[Records shown]
════════════════════
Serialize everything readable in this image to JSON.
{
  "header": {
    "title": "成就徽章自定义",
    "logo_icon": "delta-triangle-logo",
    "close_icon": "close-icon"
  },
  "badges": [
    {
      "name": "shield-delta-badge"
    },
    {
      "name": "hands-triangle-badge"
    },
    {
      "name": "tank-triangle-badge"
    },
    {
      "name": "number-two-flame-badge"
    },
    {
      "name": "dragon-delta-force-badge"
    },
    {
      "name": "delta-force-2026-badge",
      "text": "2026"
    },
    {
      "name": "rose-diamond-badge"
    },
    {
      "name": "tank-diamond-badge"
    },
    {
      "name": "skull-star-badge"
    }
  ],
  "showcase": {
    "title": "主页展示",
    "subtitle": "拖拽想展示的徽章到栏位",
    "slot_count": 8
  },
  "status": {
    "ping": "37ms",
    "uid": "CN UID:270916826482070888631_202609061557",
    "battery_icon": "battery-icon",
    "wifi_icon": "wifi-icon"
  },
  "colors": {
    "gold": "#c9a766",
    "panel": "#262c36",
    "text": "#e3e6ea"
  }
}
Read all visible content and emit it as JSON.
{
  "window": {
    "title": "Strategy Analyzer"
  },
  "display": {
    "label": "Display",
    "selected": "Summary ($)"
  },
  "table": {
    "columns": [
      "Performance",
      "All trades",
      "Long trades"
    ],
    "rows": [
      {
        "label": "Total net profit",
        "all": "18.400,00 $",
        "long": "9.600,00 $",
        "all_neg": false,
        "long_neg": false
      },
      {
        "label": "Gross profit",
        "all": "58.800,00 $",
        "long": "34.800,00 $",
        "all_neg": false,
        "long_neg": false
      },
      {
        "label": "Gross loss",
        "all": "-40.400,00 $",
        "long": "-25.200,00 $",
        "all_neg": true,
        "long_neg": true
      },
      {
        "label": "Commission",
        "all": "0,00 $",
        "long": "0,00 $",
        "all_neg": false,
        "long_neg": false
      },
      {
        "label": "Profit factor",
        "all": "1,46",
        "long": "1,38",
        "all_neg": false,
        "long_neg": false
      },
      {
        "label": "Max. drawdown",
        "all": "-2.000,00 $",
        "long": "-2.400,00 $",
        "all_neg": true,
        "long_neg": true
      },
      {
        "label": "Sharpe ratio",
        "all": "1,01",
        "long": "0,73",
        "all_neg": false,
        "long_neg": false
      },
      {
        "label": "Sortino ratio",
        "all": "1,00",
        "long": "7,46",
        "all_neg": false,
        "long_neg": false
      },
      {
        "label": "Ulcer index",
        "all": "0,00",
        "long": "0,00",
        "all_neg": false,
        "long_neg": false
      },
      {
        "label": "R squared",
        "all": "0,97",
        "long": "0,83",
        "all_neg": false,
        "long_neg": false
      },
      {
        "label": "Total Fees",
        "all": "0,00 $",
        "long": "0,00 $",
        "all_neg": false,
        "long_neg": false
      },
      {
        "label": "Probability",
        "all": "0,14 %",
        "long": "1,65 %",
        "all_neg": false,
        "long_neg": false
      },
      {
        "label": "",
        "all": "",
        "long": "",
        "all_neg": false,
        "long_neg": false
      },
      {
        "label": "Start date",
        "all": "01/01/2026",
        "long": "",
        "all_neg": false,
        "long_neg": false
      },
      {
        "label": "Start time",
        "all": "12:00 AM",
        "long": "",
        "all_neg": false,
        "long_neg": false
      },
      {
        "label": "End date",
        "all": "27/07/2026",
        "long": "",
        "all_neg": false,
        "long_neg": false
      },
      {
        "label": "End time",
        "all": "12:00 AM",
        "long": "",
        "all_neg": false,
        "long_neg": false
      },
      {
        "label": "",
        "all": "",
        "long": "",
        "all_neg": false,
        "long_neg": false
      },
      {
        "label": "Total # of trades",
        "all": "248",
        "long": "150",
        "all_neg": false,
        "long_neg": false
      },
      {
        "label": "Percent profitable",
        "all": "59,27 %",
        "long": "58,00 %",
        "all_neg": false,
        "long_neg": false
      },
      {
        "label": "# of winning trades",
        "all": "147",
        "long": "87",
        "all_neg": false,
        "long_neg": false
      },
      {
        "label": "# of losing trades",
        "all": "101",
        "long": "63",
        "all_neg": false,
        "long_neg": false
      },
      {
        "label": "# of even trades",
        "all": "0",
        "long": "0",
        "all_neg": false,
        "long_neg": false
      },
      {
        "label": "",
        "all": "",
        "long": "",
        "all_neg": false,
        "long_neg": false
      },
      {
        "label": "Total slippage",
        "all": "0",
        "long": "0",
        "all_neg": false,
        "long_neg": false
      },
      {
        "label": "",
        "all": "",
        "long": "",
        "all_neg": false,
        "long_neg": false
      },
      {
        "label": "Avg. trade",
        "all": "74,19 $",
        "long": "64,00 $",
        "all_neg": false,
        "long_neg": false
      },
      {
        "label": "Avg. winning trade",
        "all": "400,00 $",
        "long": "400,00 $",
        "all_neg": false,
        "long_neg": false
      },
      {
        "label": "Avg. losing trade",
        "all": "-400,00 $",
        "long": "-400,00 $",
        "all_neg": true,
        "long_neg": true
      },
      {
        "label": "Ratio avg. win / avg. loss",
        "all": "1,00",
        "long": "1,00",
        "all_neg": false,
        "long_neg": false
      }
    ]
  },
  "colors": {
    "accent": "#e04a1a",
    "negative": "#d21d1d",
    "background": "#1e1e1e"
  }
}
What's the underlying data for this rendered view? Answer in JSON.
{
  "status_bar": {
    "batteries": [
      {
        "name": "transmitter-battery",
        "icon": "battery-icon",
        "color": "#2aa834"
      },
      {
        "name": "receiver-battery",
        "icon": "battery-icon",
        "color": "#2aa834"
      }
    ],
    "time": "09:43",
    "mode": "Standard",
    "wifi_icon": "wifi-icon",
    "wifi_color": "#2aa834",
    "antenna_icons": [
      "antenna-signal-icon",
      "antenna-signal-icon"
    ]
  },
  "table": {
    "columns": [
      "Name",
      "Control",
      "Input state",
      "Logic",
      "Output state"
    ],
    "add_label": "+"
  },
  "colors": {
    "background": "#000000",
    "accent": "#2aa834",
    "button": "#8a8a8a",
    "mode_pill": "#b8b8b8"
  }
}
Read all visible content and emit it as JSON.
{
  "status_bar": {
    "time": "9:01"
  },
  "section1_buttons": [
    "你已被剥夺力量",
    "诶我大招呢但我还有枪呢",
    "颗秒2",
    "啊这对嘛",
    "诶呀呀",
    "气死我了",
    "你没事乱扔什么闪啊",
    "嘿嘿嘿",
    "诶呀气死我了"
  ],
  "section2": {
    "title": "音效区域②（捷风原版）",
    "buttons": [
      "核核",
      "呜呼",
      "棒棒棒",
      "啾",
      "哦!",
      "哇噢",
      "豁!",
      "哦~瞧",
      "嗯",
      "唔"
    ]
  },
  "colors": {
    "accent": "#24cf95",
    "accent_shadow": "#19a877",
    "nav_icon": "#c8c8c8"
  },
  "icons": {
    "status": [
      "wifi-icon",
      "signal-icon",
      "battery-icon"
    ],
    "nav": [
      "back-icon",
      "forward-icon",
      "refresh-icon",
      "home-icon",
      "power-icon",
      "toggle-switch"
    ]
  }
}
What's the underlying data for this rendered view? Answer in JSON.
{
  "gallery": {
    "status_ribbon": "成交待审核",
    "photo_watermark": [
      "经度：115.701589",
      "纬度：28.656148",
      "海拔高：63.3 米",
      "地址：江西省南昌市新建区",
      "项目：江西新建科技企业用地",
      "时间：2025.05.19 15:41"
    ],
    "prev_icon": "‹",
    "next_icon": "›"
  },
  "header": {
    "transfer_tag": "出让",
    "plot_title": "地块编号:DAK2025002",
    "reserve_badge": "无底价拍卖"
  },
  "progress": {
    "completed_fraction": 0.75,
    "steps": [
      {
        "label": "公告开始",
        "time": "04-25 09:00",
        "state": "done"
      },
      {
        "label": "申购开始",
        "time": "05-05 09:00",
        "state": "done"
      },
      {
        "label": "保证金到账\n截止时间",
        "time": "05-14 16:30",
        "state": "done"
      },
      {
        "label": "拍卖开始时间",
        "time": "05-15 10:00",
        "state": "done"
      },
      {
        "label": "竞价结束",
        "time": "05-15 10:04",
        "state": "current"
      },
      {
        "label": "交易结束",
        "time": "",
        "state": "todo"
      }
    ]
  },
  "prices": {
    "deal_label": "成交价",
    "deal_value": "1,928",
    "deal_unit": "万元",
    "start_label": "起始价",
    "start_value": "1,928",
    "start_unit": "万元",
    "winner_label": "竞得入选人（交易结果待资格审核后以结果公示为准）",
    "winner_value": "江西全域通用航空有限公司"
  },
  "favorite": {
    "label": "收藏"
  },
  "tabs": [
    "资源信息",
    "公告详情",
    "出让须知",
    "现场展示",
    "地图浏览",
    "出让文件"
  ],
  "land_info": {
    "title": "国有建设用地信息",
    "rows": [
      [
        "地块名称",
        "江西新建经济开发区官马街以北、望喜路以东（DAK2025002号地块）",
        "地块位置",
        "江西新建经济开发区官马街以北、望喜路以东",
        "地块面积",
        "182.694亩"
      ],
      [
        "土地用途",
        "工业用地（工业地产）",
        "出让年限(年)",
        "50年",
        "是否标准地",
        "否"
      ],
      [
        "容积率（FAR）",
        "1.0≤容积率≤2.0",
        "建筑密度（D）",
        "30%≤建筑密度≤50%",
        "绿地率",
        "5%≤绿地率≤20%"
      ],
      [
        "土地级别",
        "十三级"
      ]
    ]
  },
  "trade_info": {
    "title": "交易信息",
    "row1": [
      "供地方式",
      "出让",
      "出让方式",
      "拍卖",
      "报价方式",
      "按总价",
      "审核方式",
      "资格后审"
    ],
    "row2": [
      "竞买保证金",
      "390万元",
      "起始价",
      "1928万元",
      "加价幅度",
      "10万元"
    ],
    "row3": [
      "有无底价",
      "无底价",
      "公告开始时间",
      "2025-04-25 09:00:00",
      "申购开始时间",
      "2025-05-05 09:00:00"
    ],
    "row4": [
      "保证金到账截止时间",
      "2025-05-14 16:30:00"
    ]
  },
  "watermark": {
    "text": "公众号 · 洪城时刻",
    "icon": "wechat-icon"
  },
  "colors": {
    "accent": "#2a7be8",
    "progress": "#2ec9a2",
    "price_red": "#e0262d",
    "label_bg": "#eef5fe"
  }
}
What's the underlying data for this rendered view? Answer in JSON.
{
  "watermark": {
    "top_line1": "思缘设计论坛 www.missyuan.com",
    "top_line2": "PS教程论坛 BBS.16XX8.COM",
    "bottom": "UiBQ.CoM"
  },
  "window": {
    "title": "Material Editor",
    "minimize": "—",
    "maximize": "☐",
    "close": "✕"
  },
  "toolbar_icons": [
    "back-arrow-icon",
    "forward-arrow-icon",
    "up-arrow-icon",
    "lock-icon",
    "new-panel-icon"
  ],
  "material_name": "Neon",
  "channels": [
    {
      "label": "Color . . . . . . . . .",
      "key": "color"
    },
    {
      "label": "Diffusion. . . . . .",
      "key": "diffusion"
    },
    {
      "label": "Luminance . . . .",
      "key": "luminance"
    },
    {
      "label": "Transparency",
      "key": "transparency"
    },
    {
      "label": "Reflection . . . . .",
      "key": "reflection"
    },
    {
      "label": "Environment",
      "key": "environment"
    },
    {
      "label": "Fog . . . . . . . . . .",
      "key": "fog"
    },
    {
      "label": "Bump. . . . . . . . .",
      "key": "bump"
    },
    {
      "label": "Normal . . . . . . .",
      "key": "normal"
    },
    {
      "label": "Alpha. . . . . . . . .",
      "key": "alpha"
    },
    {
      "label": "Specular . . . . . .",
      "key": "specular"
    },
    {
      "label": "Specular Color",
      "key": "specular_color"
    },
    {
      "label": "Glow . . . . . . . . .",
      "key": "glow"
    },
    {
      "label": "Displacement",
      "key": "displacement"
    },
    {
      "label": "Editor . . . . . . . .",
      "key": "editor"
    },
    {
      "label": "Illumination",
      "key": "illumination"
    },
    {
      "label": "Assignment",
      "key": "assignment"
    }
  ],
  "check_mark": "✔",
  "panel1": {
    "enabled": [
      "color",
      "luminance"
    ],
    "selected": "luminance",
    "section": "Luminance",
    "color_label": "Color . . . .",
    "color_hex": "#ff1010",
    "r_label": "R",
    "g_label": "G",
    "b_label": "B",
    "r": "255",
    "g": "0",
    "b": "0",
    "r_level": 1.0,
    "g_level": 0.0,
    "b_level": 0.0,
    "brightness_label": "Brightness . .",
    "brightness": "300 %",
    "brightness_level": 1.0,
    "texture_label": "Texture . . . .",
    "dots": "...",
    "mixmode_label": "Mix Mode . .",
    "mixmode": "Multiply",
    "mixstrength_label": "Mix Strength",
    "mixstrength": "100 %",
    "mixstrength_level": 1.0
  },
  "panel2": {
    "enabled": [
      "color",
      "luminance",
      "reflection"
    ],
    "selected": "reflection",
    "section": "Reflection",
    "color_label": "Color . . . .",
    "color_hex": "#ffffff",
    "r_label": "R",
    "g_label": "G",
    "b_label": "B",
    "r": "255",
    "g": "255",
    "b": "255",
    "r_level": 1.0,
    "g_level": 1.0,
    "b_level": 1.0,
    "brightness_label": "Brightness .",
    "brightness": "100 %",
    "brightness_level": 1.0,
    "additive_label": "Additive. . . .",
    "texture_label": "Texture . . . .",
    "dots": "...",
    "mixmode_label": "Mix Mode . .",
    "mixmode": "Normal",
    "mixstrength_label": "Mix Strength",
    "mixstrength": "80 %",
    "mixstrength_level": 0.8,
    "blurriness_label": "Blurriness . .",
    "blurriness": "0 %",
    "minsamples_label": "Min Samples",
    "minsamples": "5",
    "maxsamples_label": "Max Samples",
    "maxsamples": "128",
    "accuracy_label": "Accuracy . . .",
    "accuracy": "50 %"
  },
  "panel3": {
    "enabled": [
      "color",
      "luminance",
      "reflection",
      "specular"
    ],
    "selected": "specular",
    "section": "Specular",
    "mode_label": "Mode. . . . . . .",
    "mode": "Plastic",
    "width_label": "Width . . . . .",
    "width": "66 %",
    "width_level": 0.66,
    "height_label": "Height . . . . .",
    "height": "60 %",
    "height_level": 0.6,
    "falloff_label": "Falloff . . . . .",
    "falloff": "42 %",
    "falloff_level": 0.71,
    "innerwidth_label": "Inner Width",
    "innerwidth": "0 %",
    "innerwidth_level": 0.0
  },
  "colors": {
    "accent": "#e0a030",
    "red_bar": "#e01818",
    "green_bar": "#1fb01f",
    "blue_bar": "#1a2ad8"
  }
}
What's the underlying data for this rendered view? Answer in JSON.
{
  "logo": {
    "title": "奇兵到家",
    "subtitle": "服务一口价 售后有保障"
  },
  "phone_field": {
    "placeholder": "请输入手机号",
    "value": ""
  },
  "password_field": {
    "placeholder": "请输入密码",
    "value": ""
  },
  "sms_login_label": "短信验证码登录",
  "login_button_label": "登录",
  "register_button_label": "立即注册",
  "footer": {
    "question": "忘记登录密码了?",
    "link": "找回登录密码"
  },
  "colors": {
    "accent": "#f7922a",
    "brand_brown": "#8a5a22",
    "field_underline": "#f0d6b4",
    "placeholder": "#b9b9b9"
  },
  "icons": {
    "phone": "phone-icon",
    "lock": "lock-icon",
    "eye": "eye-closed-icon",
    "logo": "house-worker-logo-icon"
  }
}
════════════════════
Give the count of lines that hold the word "江西新建经济开发区官马街以北", with nothing added.

[Task result]
2